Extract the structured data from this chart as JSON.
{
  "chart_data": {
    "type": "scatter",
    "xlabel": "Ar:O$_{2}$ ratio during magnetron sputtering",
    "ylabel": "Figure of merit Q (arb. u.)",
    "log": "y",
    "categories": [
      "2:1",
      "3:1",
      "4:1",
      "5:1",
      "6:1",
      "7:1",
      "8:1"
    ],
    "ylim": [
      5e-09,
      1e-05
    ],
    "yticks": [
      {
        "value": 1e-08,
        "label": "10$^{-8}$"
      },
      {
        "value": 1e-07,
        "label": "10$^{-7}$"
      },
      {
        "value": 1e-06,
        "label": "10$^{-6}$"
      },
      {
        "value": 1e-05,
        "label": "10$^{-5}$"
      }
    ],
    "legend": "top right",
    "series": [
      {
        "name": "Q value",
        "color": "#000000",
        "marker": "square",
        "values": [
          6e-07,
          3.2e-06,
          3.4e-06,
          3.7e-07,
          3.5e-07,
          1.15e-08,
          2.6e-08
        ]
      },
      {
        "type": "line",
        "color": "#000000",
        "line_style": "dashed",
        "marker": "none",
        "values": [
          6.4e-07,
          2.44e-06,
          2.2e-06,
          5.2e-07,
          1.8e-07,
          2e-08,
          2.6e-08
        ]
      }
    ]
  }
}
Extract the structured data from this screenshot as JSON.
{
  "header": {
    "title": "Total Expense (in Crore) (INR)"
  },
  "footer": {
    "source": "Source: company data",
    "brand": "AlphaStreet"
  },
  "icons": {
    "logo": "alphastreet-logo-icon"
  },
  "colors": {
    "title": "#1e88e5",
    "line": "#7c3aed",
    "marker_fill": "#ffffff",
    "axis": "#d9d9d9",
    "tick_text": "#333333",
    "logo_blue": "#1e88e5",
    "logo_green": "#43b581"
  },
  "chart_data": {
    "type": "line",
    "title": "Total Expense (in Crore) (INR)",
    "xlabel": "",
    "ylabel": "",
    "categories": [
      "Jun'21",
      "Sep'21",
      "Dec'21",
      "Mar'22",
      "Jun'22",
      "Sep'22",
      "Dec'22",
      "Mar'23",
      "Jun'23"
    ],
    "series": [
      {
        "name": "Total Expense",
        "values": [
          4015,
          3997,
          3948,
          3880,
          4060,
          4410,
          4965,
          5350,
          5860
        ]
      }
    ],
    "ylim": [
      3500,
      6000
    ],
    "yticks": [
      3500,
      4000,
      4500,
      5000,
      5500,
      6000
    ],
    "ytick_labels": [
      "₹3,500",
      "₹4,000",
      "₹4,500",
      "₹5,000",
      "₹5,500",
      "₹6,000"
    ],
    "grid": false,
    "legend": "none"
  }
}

---------------

Copy every line of the entries above in which "this" occurs.

Extract the structured data from this chart as JSON.
Extract the structured data from this screenshot as JSON.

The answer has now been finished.